• _WHAT YOU WILL DO_: Rewrite the material below, changing every "Patent image size" to "Drawing dimensions" and keeping everything else the same. Omit the pictures from your answer.

Dataset rows:
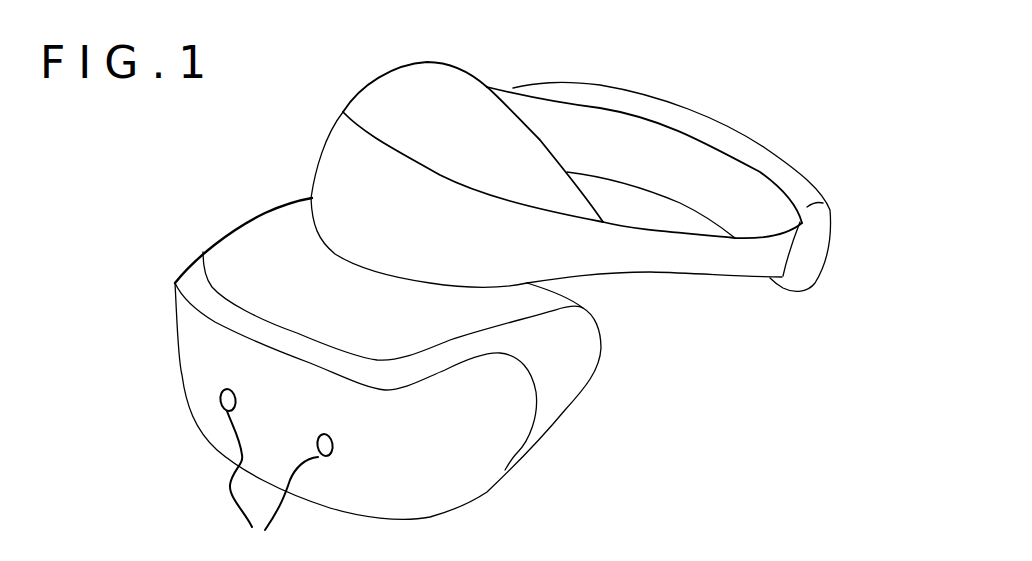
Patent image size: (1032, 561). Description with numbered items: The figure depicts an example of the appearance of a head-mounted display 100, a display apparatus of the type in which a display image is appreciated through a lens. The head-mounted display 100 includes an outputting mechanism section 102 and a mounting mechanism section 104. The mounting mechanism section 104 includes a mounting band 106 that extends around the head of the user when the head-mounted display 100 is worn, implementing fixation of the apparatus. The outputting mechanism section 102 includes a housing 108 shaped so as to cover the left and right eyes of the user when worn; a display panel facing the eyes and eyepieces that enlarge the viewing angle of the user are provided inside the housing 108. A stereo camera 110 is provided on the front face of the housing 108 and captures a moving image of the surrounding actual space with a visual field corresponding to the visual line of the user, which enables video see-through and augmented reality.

The head-mounted display 100 is at (272, 135).
The outputting mechanism section 102 is at (130, 188).
The mounting mechanism section 104 is at (838, 125).
The mounting band 106 is at (693, 280).
The housing 108 is at (486, 493).
The stereo camera 110 is at (277, 474).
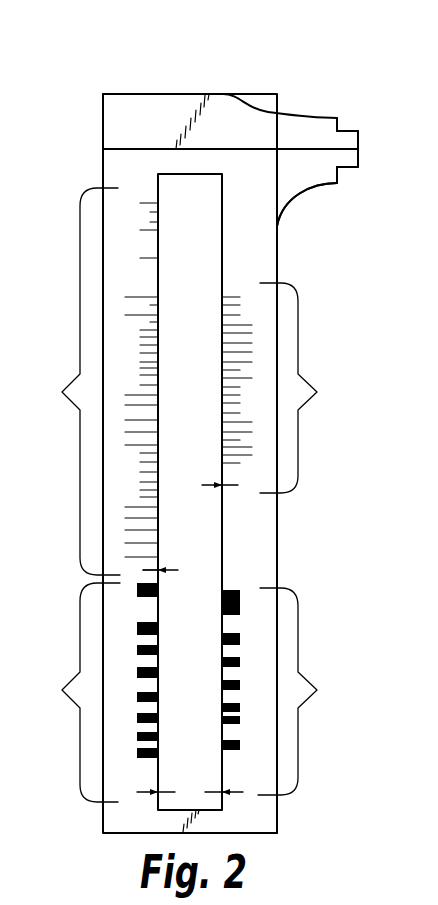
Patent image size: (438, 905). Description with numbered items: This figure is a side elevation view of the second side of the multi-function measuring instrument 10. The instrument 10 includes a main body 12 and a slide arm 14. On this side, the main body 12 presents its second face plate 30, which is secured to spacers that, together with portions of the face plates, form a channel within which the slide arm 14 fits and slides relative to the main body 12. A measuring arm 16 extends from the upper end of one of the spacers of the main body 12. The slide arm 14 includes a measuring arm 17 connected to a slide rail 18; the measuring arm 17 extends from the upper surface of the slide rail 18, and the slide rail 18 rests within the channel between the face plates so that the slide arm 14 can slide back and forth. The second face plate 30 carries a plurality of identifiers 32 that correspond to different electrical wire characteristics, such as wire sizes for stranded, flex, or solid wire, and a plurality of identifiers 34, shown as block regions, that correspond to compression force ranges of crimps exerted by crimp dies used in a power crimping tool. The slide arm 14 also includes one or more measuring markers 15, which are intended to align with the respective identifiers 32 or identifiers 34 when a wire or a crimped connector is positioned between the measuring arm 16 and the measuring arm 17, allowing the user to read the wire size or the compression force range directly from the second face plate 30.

The multi-function measuring instrument 10 is at (399, 84).
The main body 12 is at (281, 264).
The slide arm 14 is at (182, 87).
The measuring markers 15 is at (206, 486).
The measuring arm 16 is at (313, 176).
The measuring arm 17 is at (322, 126).
The slide rail 18 is at (203, 237).
The second face plate 30 is at (268, 523).
The identifiers 32 is at (65, 387).
The identifiers 34 is at (62, 688).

• _WRITTEN RESPONSE_:
Drawing dimensions: (1032, 561). Description with numbered items: The figure depicts an example of the appearance of a head-mounted display 100, a display apparatus of the type in which a display image is appreciated through a lens. The head-mounted display 100 includes an outputting mechanism section 102 and a mounting mechanism section 104. The mounting mechanism section 104 includes a mounting band 106 that extends around the head of the user when the head-mounted display 100 is worn, implementing fixation of the apparatus. The outputting mechanism section 102 includes a housing 108 shaped so as to cover the left and right eyes of the user when worn; a display panel facing the eyes and eyepieces that enlarge the viewing angle of the user are provided inside the housing 108. A stereo camera 110 is provided on the front face of the housing 108 and captures a moving image of the surrounding actual space with a visual field corresponding to the visual line of the user, which enables video see-through and augmented reality.

The head-mounted display 100 is at (272, 135).
The outputting mechanism section 102 is at (130, 188).
The mounting mechanism section 104 is at (838, 125).
The mounting band 106 is at (693, 280).
The housing 108 is at (486, 493).
The stereo camera 110 is at (277, 474).
Drawing dimensions: (438, 905). Description with numbered items: This figure is a side elevation view of the second side of the multi-function measuring instrument 10. The instrument 10 includes a main body 12 and a slide arm 14. On this side, the main body 12 presents its second face plate 30, which is secured to spacers that, together with portions of the face plates, form a channel within which the slide arm 14 fits and slides relative to the main body 12. A measuring arm 16 extends from the upper end of one of the spacers of the main body 12. The slide arm 14 includes a measuring arm 17 connected to a slide rail 18; the measuring arm 17 extends from the upper surface of the slide rail 18, and the slide rail 18 rests within the channel between the face plates so that the slide arm 14 can slide back and forth. The second face plate 30 carries a plurality of identifiers 32 that correspond to different electrical wire characteristics, such as wire sizes for stranded, flex, or solid wire, and a plurality of identifiers 34, shown as block regions, that correspond to compression force ranges of crimps exerted by crimp dies used in a power crimping tool. The slide arm 14 also includes one or more measuring markers 15, which are intended to align with the respective identifiers 32 or identifiers 34 when a wire or a crimped connector is positioned between the measuring arm 16 and the measuring arm 17, allowing the user to read the wire size or the compression force range directly from the second face plate 30.

The multi-function measuring instrument 10 is at (399, 84).
The main body 12 is at (281, 264).
The slide arm 14 is at (182, 87).
The measuring markers 15 is at (206, 486).
The measuring arm 16 is at (313, 176).
The measuring arm 17 is at (322, 126).
The slide rail 18 is at (203, 237).
The second face plate 30 is at (268, 523).
The identifiers 32 is at (65, 387).
The identifiers 34 is at (62, 688).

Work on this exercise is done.